Extracted records:
◆ ◆ ◆ ◆
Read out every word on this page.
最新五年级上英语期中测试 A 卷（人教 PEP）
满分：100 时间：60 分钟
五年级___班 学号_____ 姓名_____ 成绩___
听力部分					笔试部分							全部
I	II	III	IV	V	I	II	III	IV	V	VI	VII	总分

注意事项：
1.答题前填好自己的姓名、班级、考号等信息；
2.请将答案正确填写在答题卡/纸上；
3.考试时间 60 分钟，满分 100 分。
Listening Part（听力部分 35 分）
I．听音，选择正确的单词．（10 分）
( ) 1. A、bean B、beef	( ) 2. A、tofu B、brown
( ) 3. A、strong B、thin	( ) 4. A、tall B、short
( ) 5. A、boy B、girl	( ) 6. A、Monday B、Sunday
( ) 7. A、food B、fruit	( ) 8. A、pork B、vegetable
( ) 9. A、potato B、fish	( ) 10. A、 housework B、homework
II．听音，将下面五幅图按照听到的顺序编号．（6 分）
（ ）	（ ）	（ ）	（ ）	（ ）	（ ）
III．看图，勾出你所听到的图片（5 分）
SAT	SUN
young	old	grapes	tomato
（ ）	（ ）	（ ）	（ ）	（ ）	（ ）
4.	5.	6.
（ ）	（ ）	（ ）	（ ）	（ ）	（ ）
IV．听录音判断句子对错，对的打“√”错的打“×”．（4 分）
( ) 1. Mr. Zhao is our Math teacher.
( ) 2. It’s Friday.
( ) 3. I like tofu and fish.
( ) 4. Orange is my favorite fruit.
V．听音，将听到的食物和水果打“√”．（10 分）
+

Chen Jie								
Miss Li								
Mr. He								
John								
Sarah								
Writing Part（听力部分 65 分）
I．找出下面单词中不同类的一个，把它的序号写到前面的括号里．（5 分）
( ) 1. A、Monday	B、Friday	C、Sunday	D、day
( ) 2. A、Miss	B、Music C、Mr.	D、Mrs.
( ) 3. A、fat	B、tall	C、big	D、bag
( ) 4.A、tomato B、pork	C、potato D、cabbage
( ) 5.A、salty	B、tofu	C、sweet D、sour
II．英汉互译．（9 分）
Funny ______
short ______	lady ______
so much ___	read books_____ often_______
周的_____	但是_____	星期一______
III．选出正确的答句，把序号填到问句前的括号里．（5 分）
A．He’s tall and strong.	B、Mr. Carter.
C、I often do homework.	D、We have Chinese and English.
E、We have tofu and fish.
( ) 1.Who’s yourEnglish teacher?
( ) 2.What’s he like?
◆ ◆ ◆ ◆
- **STATED TASK**
Copy out all of the records above with nothing altered.

- **PROBLEM SOLUTION**
Read out every word on this page.
最新五年级上英语期中测试 A 卷（人教 PEP）
满分：100 时间：60 分钟
五年级___班 学号_____ 姓名_____ 成绩___
听力部分					笔试部分							全部
I	II	III	IV	V	I	II	III	IV	V	VI	VII	总分

注意事项：
1.答题前填好自己的姓名、班级、考号等信息；
2.请将答案正确填写在答题卡/纸上；
3.考试时间 60 分钟，满分 100 分。
Listening Part（听力部分 35 分）
I．听音，选择正确的单词．（10 分）
( ) 1. A、bean B、beef	( ) 2. A、tofu B、brown
( ) 3. A、strong B、thin	( ) 4. A、tall B、short
( ) 5. A、boy B、girl	( ) 6. A、Monday B、Sunday
( ) 7. A、food B、fruit	( ) 8. A、pork B、vegetable
( ) 9. A、potato B、fish	( ) 10. A、 housework B、homework
II．听音，将下面五幅图按照听到的顺序编号．（6 分）
（ ）	（ ）	（ ）	（ ）	（ ）	（ ）
III．看图，勾出你所听到的图片（5 分）
SAT	SUN
young	old	grapes	tomato
（ ）	（ ）	（ ）	（ ）	（ ）	（ ）
4.	5.	6.
（ ）	（ ）	（ ）	（ ）	（ ）	（ ）
IV．听录音判断句子对错，对的打“√”错的打“×”．（4 分）
( ) 1. Mr. Zhao is our Math teacher.
( ) 2. It’s Friday.
( ) 3. I like tofu and fish.
( ) 4. Orange is my favorite fruit.
V．听音，将听到的食物和水果打“√”．（10 分）
+

Chen Jie								
Miss Li								
Mr. He								
John								
Sarah								
Writing Part（听力部分 65 分）
I．找出下面单词中不同类的一个，把它的序号写到前面的括号里．（5 分）
( ) 1. A、Monday	B、Friday	C、Sunday	D、day
( ) 2. A、Miss	B、Music C、Mr.	D、Mrs.
( ) 3. A、fat	B、tall	C、big	D、bag
( ) 4.A、tomato B、pork	C、potato D、cabbage
( ) 5.A、salty	B、tofu	C、sweet D、sour
II．英汉互译．（9 分）
Funny ______
short ______	lady ______
so much ___	read books_____ often_______
周的_____	但是_____	星期一______
III．选出正确的答句，把序号填到问句前的括号里．（5 分）
A．He’s tall and strong.	B、Mr. Carter.
C、I often do homework.	D、We have Chinese and English.
E、We have tofu and fish.
( ) 1.Who’s yourEnglish teacher?
( ) 2.What’s he like?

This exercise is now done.